▶ What is required
Find the lines with "this" in them and copy them out.

## Start Data records

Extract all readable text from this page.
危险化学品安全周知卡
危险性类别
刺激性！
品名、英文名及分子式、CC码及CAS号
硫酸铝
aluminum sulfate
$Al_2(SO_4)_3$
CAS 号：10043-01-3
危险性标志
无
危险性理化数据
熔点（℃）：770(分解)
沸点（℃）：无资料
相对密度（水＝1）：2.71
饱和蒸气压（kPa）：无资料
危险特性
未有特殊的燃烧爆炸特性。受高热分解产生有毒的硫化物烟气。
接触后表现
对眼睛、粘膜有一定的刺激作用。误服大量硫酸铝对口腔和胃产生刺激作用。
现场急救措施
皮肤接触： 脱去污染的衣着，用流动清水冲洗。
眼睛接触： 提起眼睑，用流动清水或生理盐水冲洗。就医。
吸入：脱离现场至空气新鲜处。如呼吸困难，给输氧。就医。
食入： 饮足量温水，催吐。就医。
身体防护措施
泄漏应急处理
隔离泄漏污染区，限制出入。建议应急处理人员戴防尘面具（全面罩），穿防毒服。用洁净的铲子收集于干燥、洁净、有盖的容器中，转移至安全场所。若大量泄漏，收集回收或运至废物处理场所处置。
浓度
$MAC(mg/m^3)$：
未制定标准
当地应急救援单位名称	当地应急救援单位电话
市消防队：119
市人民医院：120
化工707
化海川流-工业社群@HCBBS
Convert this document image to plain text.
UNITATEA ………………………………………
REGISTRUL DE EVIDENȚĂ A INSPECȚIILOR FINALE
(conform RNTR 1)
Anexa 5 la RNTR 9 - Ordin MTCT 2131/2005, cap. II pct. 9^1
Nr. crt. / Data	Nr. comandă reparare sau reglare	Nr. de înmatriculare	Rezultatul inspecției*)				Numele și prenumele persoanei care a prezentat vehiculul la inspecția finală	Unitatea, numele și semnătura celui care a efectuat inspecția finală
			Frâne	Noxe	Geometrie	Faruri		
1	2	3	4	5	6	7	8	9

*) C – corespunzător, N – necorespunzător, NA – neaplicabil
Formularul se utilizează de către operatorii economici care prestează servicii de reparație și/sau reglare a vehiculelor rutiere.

## End Data records

▶ Solved exercise
Extract all readable text from this page.
Convert this document image to plain text.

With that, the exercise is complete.